**GIVEN INSTRUCTION**: Write out the stretch of the listing from the line containing "world-map-overview (1188, 424, 1507, 593)" through the line containing "place-label: Vinaceite (555, 740, 601, 753)", repeating those lines unchanged.

:::::

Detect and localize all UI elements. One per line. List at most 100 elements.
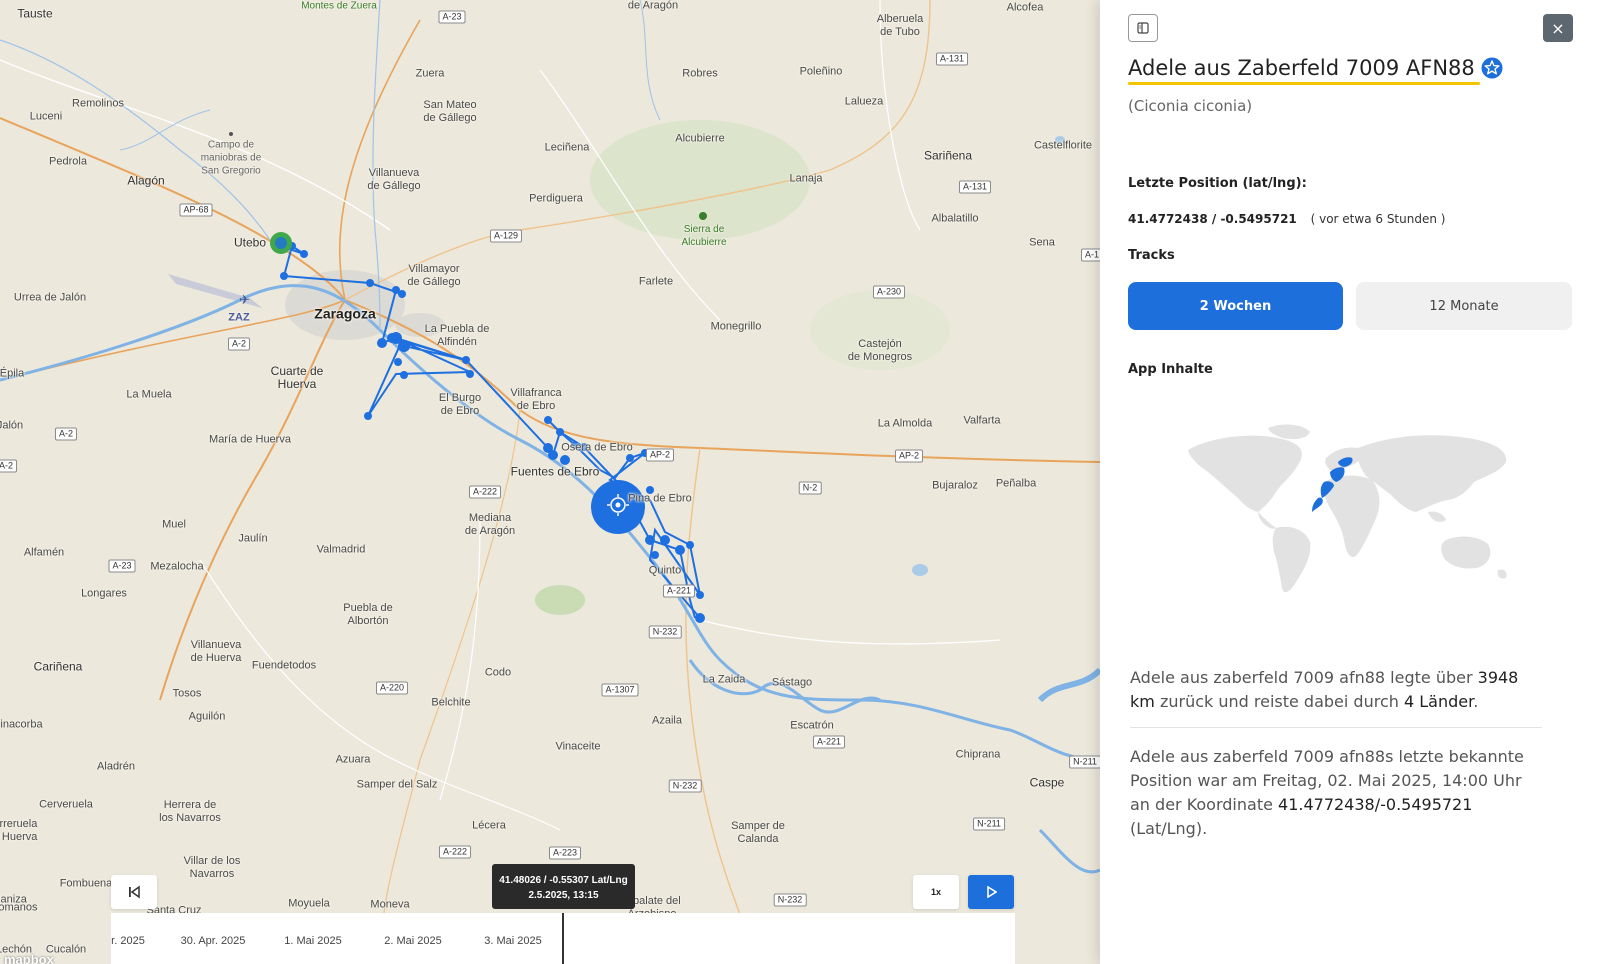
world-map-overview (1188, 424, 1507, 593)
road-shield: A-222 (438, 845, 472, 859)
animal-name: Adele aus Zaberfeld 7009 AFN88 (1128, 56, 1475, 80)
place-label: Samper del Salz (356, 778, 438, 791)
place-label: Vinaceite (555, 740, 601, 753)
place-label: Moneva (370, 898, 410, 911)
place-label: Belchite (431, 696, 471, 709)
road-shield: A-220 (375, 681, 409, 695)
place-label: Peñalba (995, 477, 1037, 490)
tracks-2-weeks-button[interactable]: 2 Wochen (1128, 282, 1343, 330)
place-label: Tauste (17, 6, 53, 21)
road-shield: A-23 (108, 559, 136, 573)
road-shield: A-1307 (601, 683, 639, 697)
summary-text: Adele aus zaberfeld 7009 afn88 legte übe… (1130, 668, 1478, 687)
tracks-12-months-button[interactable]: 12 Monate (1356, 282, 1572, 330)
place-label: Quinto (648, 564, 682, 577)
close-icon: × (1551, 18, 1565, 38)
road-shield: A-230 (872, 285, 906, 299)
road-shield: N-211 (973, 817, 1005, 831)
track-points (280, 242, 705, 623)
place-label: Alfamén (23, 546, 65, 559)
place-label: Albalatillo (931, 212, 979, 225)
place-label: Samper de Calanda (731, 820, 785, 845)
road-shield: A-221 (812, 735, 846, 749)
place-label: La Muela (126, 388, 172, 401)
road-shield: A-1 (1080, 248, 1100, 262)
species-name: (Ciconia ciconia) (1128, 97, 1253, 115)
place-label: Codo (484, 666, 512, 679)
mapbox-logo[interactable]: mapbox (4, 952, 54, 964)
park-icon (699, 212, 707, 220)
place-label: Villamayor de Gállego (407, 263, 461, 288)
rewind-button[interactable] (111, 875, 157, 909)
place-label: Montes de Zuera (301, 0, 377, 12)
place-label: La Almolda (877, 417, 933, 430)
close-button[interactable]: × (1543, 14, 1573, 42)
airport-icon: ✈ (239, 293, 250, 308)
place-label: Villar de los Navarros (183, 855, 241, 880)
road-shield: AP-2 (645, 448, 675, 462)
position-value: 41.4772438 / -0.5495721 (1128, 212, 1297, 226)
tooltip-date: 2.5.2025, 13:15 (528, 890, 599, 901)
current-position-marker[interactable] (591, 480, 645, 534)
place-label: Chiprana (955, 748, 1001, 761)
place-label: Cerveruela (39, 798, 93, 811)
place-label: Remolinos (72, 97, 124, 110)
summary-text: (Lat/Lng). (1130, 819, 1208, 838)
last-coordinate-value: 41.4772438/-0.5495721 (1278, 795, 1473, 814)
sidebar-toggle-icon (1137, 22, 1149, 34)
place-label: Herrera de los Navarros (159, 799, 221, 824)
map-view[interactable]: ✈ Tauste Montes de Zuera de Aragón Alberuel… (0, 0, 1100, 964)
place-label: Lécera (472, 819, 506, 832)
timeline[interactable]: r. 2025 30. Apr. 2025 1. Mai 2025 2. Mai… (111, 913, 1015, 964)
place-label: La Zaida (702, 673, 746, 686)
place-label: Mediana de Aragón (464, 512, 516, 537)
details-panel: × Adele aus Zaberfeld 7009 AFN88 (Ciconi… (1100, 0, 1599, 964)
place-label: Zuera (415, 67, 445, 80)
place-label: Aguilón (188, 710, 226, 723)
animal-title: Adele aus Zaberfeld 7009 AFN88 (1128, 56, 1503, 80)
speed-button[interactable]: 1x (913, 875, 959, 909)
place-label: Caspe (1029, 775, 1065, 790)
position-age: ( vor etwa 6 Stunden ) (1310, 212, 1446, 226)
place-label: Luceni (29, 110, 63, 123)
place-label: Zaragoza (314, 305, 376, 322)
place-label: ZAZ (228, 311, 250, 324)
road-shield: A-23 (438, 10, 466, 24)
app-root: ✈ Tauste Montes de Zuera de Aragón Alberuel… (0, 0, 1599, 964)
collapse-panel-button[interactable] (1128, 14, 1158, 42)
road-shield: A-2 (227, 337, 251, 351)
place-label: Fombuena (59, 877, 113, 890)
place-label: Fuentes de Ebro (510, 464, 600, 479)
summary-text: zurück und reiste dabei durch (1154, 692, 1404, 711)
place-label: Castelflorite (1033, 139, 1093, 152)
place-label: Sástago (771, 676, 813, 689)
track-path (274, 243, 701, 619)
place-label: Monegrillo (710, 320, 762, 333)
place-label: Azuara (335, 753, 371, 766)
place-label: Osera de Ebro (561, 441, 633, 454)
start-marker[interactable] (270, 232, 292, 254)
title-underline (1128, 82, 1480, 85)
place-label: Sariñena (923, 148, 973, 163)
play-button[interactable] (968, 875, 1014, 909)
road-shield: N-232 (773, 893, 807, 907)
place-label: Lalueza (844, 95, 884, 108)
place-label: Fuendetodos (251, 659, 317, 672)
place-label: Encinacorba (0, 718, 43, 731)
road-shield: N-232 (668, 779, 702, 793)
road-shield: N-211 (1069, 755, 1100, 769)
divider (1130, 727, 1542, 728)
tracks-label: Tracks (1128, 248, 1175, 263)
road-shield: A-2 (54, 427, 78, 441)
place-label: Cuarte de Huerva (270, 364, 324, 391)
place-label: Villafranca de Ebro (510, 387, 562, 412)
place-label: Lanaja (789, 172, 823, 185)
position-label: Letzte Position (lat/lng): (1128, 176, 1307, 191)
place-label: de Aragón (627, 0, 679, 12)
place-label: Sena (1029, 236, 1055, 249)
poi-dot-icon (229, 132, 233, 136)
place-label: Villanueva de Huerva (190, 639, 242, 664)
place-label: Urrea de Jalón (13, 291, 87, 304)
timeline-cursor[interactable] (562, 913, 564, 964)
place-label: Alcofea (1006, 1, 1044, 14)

:::::

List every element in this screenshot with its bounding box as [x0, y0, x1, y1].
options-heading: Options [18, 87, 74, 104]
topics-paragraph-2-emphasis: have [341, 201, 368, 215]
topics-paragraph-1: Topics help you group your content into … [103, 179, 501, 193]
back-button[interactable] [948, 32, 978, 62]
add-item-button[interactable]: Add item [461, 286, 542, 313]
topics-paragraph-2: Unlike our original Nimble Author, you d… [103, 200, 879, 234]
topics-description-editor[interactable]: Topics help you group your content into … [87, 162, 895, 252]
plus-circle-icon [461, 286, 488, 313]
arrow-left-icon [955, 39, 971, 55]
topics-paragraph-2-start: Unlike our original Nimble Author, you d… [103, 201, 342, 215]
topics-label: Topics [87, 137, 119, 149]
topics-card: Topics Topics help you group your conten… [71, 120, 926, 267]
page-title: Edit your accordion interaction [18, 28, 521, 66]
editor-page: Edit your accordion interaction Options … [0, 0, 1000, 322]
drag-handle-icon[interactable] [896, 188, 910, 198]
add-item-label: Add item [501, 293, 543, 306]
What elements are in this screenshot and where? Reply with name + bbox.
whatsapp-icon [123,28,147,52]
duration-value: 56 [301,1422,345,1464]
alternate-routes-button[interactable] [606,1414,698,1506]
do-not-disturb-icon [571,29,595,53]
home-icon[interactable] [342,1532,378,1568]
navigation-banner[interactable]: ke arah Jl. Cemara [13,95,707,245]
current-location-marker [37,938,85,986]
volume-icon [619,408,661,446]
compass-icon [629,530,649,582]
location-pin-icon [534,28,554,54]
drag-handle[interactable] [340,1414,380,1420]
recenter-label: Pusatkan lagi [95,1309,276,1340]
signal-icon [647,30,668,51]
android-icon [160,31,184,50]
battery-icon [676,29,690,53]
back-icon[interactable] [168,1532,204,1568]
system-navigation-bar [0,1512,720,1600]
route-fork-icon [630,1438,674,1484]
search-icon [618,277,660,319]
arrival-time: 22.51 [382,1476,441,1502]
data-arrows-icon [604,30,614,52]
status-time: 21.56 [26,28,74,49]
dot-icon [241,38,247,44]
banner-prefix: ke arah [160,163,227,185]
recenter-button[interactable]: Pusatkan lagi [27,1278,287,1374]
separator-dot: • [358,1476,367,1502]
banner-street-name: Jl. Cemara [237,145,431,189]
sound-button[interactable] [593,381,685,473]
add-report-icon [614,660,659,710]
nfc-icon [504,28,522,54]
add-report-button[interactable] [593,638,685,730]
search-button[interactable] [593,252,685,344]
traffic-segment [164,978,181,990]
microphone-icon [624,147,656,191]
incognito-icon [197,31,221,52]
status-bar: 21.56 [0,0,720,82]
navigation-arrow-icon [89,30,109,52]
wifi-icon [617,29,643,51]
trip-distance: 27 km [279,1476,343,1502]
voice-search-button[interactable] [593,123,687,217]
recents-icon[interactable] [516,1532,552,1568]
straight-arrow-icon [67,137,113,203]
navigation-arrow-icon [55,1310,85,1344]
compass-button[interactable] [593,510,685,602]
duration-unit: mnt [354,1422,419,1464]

:::::

**SOLVED PROBLEM**:
world-map-overview (1188, 424, 1507, 593)
road-shield: A-222 (438, 845, 472, 859)
animal-name: Adele aus Zaberfeld 7009 AFN88 (1128, 56, 1475, 80)
place-label: Samper del Salz (356, 778, 438, 791)
place-label: Vinaceite (555, 740, 601, 753)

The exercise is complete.